DATA PROVIDED.
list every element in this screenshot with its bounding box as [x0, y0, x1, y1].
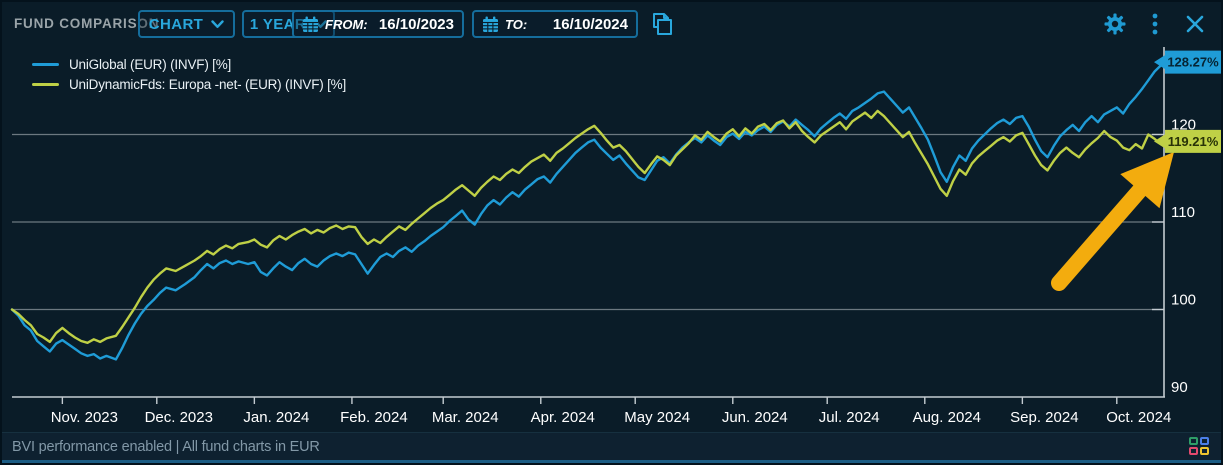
x-axis-month-label: Mar. 2024: [432, 409, 499, 426]
toolbar-right-icons: [1103, 10, 1207, 38]
legend-item-unidynamicfds[interactable]: UniDynamicFds: Europa -net- (EUR) (INVF)…: [32, 74, 346, 94]
axes: 90 100 110 120 Nov. 2023 Dec. 2023 Jan. 2024 Fe…: [12, 47, 1196, 426]
end-value-tag-unidynamicfds: 119.21%: [1154, 129, 1221, 153]
widget-title: FUND COMPARISON: [14, 16, 160, 31]
chart-type-dropdown[interactable]: CHART: [138, 10, 235, 38]
grid-icon-square-red: [1189, 447, 1198, 455]
to-date-value[interactable]: 16/10/2024: [552, 15, 628, 33]
legend-swatch-blue: [32, 62, 59, 66]
y-axis-label: 90: [1171, 379, 1188, 396]
legend-label: UniGlobal (EUR) (INVF) [%]: [69, 56, 232, 72]
x-axis-month-label: Oct. 2024: [1106, 409, 1171, 426]
x-axis-month-label: Sep. 2024: [1010, 409, 1078, 426]
kebab-menu-icon[interactable]: [1143, 10, 1167, 38]
y-axis-label: 110: [1171, 204, 1195, 221]
fund-performance-chart[interactable]: 90 100 110 120 Nov. 2023 Dec. 2023 Jan. 2024 Fe…: [2, 2, 1223, 436]
close-icon[interactable]: [1183, 10, 1207, 38]
svg-text:119.21%: 119.21%: [1168, 134, 1219, 149]
toolbar: FUND COMPARISON CHART 1 YEAR: [2, 2, 1221, 46]
time-range-dropdown[interactable]: 1 YEAR: [242, 10, 335, 38]
x-axis-month-label: Jun. 2024: [722, 409, 788, 426]
copy-icon[interactable]: [648, 10, 676, 38]
to-date-label: TO:: [505, 16, 528, 32]
settings-gear-icon[interactable]: [1103, 10, 1127, 38]
series-line-unidynamicfds: [10, 109, 1166, 344]
series-line-uniglobal: [10, 60, 1166, 361]
gridlines: [12, 133, 1164, 311]
x-axis-month-label: Jul. 2024: [819, 409, 880, 426]
x-axis-month-label: Apr. 2024: [531, 409, 595, 426]
grid-icon-square-blue: [1200, 437, 1209, 445]
from-date-value[interactable]: 16/10/2023: [378, 15, 454, 33]
x-axis-month-label: Nov. 2023: [51, 409, 118, 426]
grid-icon-square-yellow: [1200, 447, 1209, 455]
x-axis-month-label: Dec. 2023: [145, 409, 213, 426]
y-axis-label: 100: [1171, 292, 1196, 309]
legend-label: UniDynamicFds: Europa -net- (EUR) (INVF)…: [69, 76, 347, 92]
from-date-label: FROM:: [325, 16, 368, 32]
time-range-dropdown-label: 1 YEAR: [249, 15, 307, 33]
x-axis-month-label: Jan. 2024: [243, 409, 309, 426]
calendar-icon: [303, 16, 318, 32]
from-date-field[interactable]: FROM: 16/10/2023: [292, 10, 464, 38]
status-text: BVI performance enabled | All fund chart…: [12, 438, 320, 455]
x-axis-month-label: Feb. 2024: [340, 409, 408, 426]
calendar-icon: [483, 16, 498, 32]
x-axis-month-label: May 2024: [624, 409, 690, 426]
chart-legend: UniGlobal (EUR) (INVF) [%] UniDynamicFds…: [32, 54, 346, 94]
legend-swatch-green: [32, 82, 59, 86]
svg-text:128.27%: 128.27%: [1167, 55, 1219, 70]
legend-item-uniglobal[interactable]: UniGlobal (EUR) (INVF) [%]: [32, 54, 346, 74]
y-axis-label: 120: [1171, 117, 1196, 134]
highlight-arrow: [1051, 152, 1174, 291]
x-axis-month-label: Aug. 2024: [913, 409, 981, 426]
end-value-tag-uniglobal: 128.27%: [1154, 50, 1221, 74]
chart-type-dropdown-label: CHART: [148, 15, 204, 33]
chevron-down-icon: [211, 19, 224, 28]
grid-icon-square-green: [1189, 437, 1198, 445]
to-date-field[interactable]: TO: 16/10/2024: [472, 10, 638, 38]
status-bar: BVI performance enabled | All fund chart…: [2, 432, 1221, 463]
dashboard-grid-icon[interactable]: [1189, 437, 1209, 456]
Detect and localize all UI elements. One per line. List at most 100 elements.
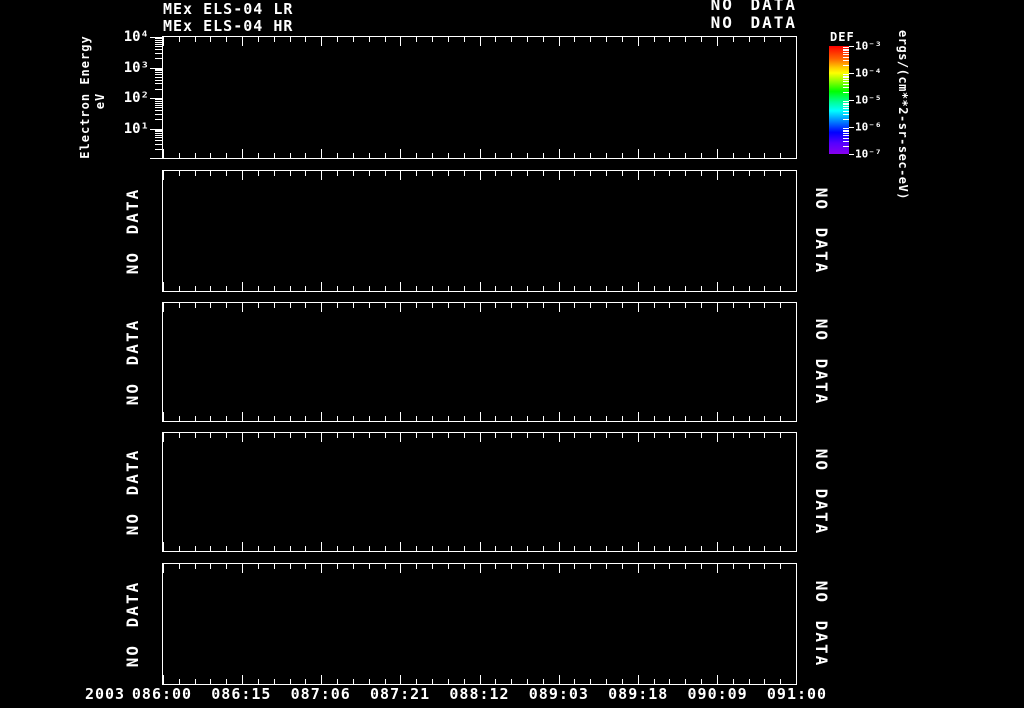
time-axis-tick — [480, 433, 481, 442]
time-axis-tick — [654, 433, 655, 438]
time-axis-tick — [685, 37, 686, 42]
y-axis-minor-tick — [155, 114, 162, 115]
colorbar-minor-tick — [843, 47, 849, 48]
time-axis-tick — [764, 416, 765, 421]
x-axis-tick-label: 088:12 — [449, 685, 510, 703]
y-axis-minor-tick — [155, 105, 162, 106]
time-axis-tick — [321, 675, 322, 684]
time-axis-tick — [527, 416, 528, 421]
colorbar-minor-tick — [843, 49, 849, 50]
time-axis-tick — [638, 412, 639, 421]
time-axis-tick — [622, 416, 623, 421]
time-axis-tick — [480, 675, 481, 684]
colorbar-minor-tick — [843, 138, 849, 139]
time-axis-tick — [369, 286, 370, 291]
time-axis-tick — [685, 171, 686, 176]
time-axis-tick — [369, 679, 370, 684]
time-axis-tick — [606, 679, 607, 684]
time-axis-tick — [305, 564, 306, 569]
y-axis-minor-tick — [155, 44, 162, 45]
time-axis-tick — [574, 679, 575, 684]
time-axis-tick — [527, 37, 528, 42]
time-axis-tick — [337, 679, 338, 684]
time-axis-tick — [179, 679, 180, 684]
time-axis-tick — [369, 153, 370, 158]
time-axis-tick — [464, 286, 465, 291]
colorbar-minor-tick — [843, 131, 849, 132]
time-axis-tick — [210, 546, 211, 551]
time-axis-tick — [226, 564, 227, 569]
colorbar-major-tick — [849, 154, 854, 155]
time-axis-tick — [606, 433, 607, 438]
time-axis-tick — [448, 171, 449, 176]
time-axis-tick — [669, 286, 670, 291]
time-axis-tick — [258, 546, 259, 551]
colorbar-minor-tick — [843, 87, 849, 88]
time-axis-tick — [780, 679, 781, 684]
time-axis-tick — [448, 153, 449, 158]
time-axis-tick — [226, 171, 227, 176]
time-axis-tick — [369, 433, 370, 438]
time-axis-tick — [432, 546, 433, 551]
time-axis-tick — [638, 564, 639, 573]
time-axis-tick — [559, 675, 560, 684]
time-axis-tick — [432, 679, 433, 684]
time-axis-tick — [733, 416, 734, 421]
time-axis-tick — [606, 171, 607, 176]
time-axis-tick — [226, 433, 227, 438]
colorbar-minor-tick — [843, 84, 849, 85]
colorbar-minor-tick — [843, 77, 849, 78]
time-axis-tick — [669, 679, 670, 684]
time-axis-tick — [622, 37, 623, 42]
time-axis-tick — [749, 546, 750, 551]
time-axis-tick — [290, 153, 291, 158]
y-axis-minor-tick — [155, 133, 162, 134]
time-axis-tick — [258, 416, 259, 421]
time-axis-tick — [226, 303, 227, 308]
time-axis-tick — [321, 564, 322, 573]
time-axis-tick — [400, 675, 401, 684]
time-axis-tick — [717, 675, 718, 684]
time-axis-tick — [638, 37, 639, 46]
time-axis-tick — [163, 433, 164, 442]
time-axis-tick — [654, 153, 655, 158]
x-axis-year-label: 2003 — [84, 685, 126, 703]
time-axis-tick — [337, 171, 338, 176]
time-axis-tick — [527, 303, 528, 308]
time-axis-tick — [638, 149, 639, 158]
time-axis-tick — [464, 416, 465, 421]
x-axis-tick-label: 087:06 — [290, 685, 351, 703]
time-axis-tick — [210, 433, 211, 438]
time-axis-tick — [321, 171, 322, 180]
time-axis-tick — [733, 679, 734, 684]
colorbar-minor-tick — [843, 60, 849, 61]
time-axis-tick — [353, 416, 354, 421]
no-data-label-left: NO DATA — [123, 318, 142, 406]
time-axis-tick — [321, 433, 322, 442]
time-axis-tick — [796, 37, 797, 46]
time-axis-tick — [685, 416, 686, 421]
time-axis-tick — [163, 675, 164, 684]
time-axis-tick — [290, 37, 291, 42]
time-axis-tick — [226, 416, 227, 421]
time-axis-tick — [543, 433, 544, 438]
y-axis-minor-tick — [155, 89, 162, 90]
y-axis-ticks — [150, 36, 162, 159]
time-axis-tick — [290, 564, 291, 569]
time-axis-tick — [574, 564, 575, 569]
time-axis-tick — [701, 546, 702, 551]
colorbar-minor-tick — [843, 103, 849, 104]
time-axis-tick — [606, 153, 607, 158]
time-axis-tick — [258, 433, 259, 438]
y-axis-minor-tick — [155, 130, 162, 131]
time-axis-tick — [764, 564, 765, 569]
time-axis-tick — [511, 153, 512, 158]
time-axis-tick — [717, 303, 718, 312]
time-axis-tick — [385, 564, 386, 569]
time-axis-tick — [337, 416, 338, 421]
time-axis-tick — [495, 546, 496, 551]
time-axis-tick — [385, 286, 386, 291]
time-axis-tick — [369, 546, 370, 551]
colorbar-ticks — [829, 46, 855, 155]
time-axis-tick — [606, 546, 607, 551]
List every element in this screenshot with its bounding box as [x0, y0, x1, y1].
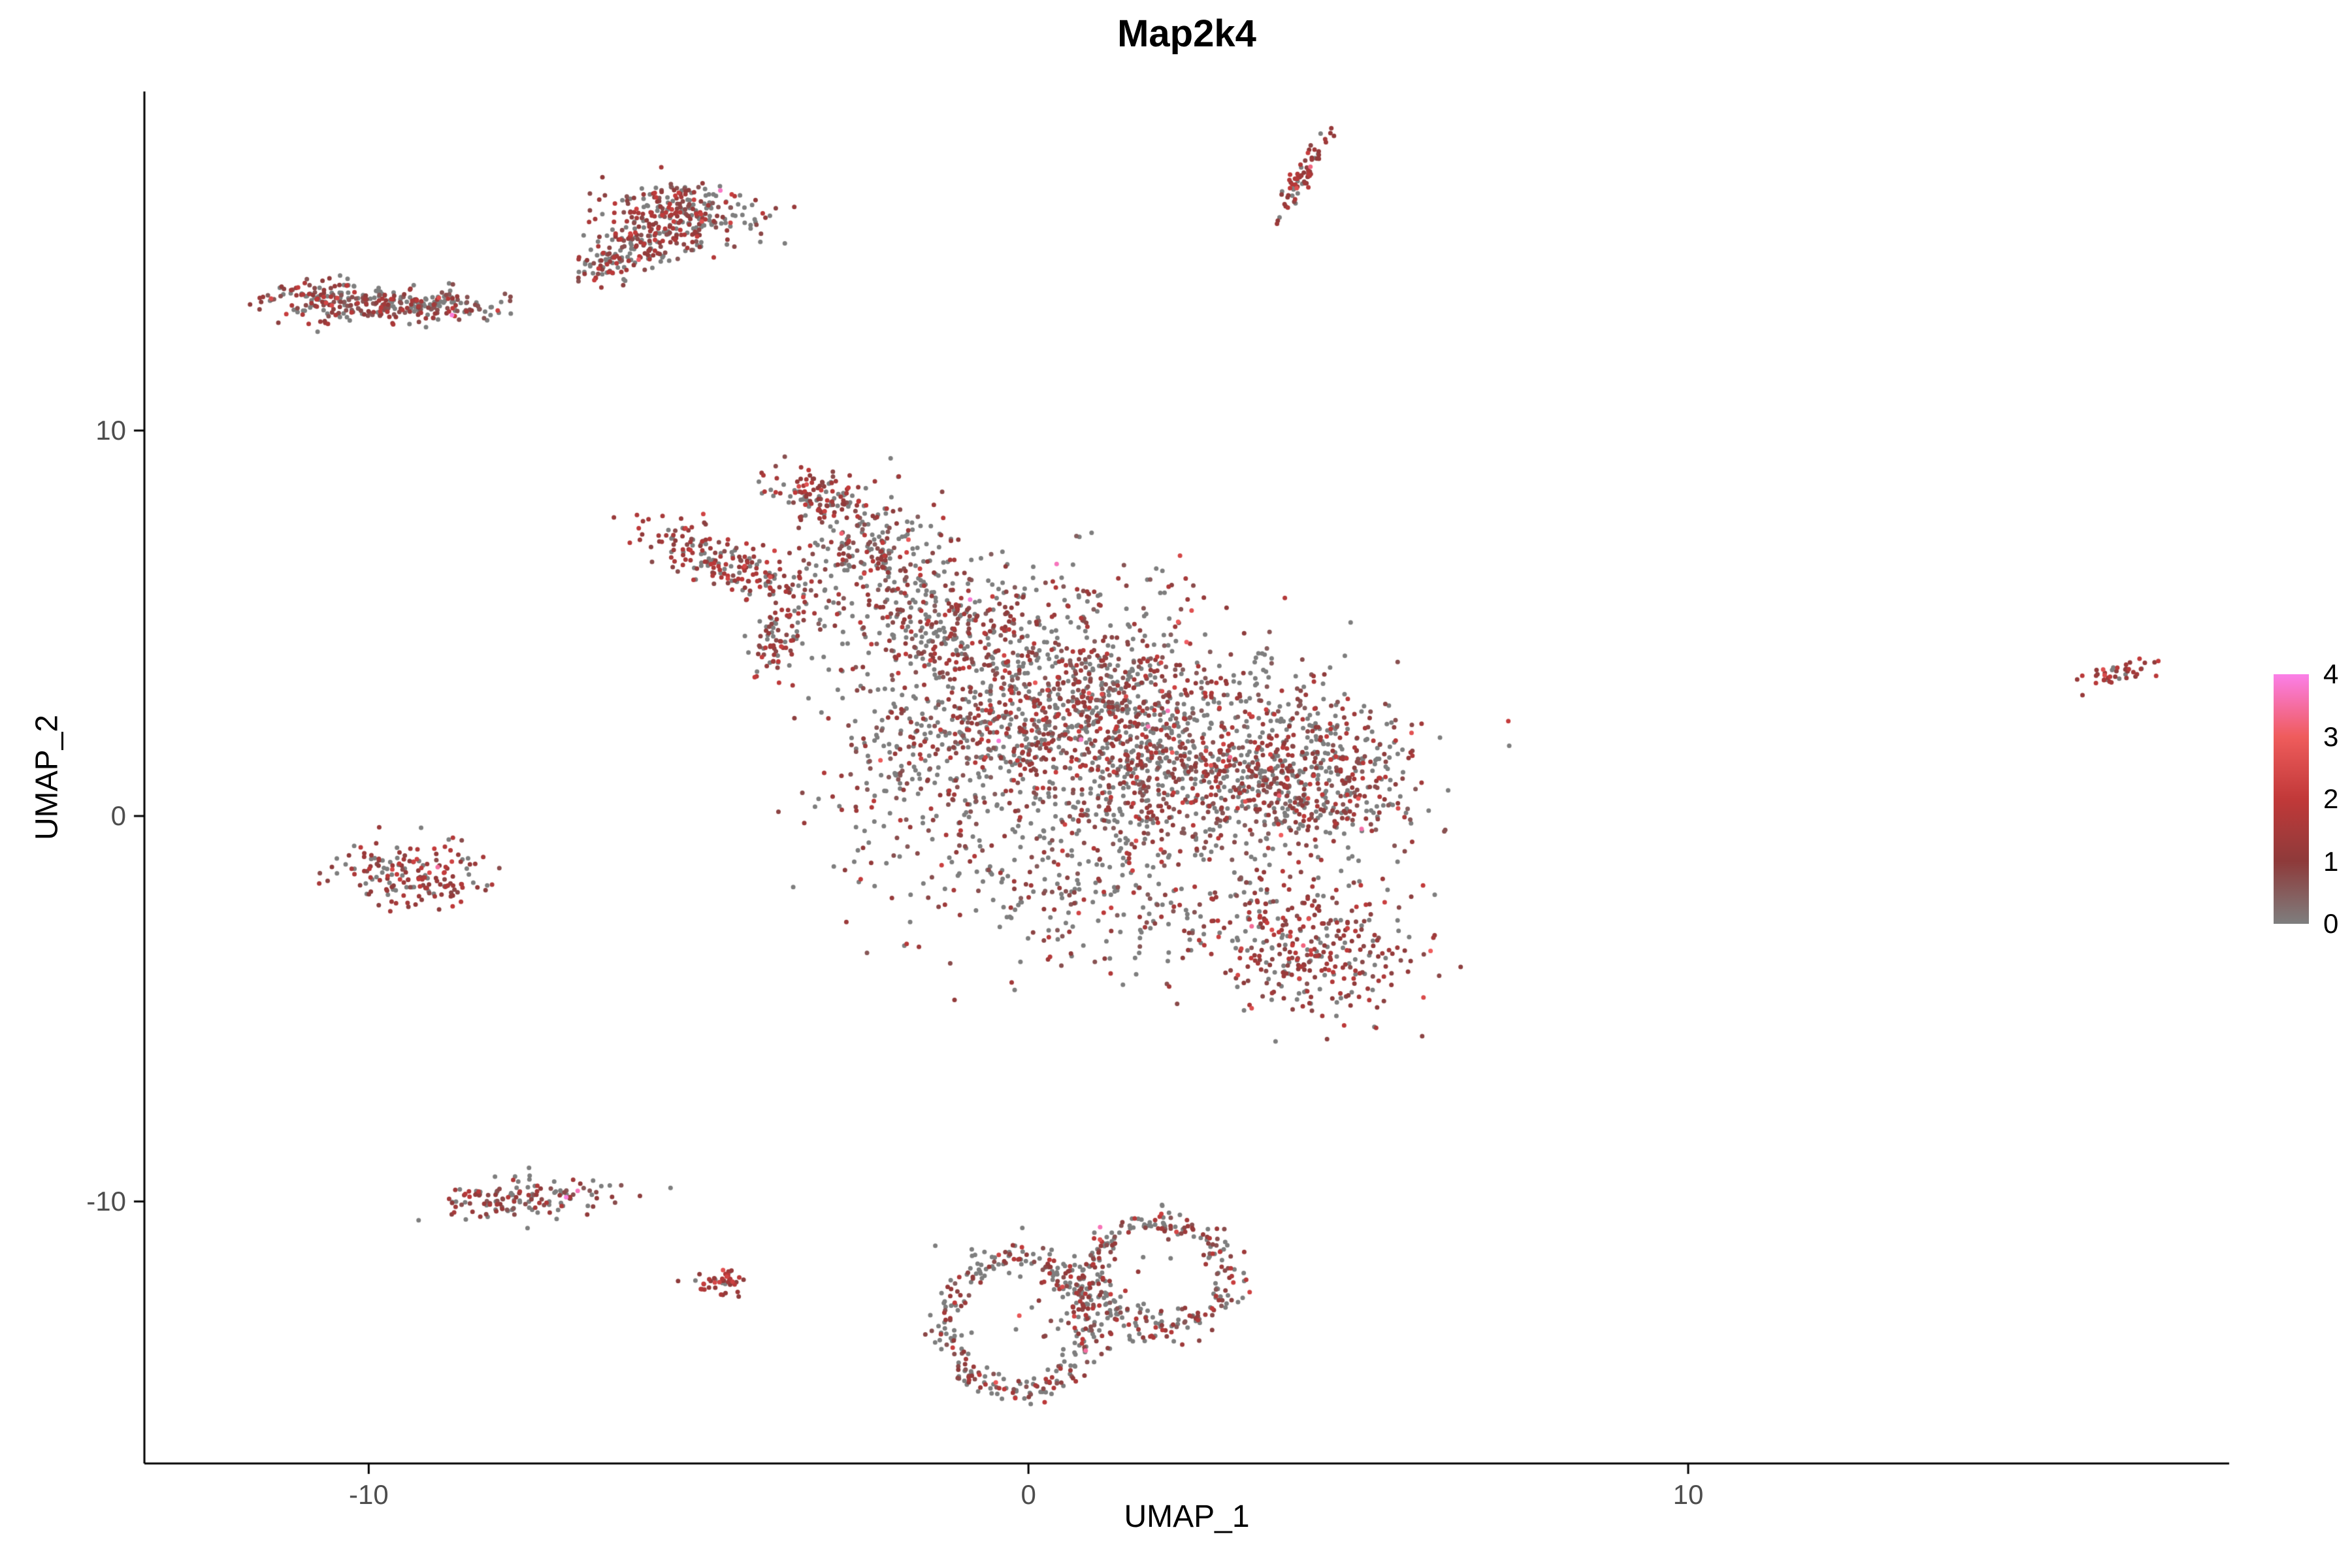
legend-tick-label: 4 [2323, 659, 2339, 689]
x-axis-label: UMAP_1 [1124, 1499, 1250, 1534]
y-tick-label: -10 [86, 1185, 126, 1217]
colorbar-legend [2274, 674, 2309, 924]
legend-tick-label: 1 [2323, 845, 2339, 877]
legend-tick-label: 0 [2323, 908, 2339, 939]
x-tick-label: 0 [1021, 1479, 1036, 1510]
x-tick-label: 10 [1673, 1479, 1704, 1510]
plot-title: Map2k4 [1117, 12, 1256, 55]
legend-tick-label: 3 [2323, 721, 2339, 752]
y-tick-label: 0 [110, 800, 126, 831]
legend-tick-label: 2 [2323, 783, 2339, 814]
x-tick-label: -10 [348, 1479, 389, 1510]
y-tick-label: 10 [95, 415, 126, 446]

PROBLEM REQUIREMENTS. Please extract the stretch of the material from the line containing "x-axis-month-label: Mar. 2024: [432, 409, 499, 426]" through the line containing "axes: 90 100", reproducing those lines without any change.

CORRECT ANSWER.
x-axis-month-label: Mar. 2024: [432, 409, 499, 426]
toolbar-right-icons: [1103, 10, 1207, 38]
legend-item-unidynamicfds[interactable]: UniDynamicFds: Europa -net- (EUR) (INVF)…: [32, 74, 346, 94]
axes: 90 100 110 120 Nov. 2023 Dec. 2023 Jan. 2024 Fe…: [12, 47, 1196, 426]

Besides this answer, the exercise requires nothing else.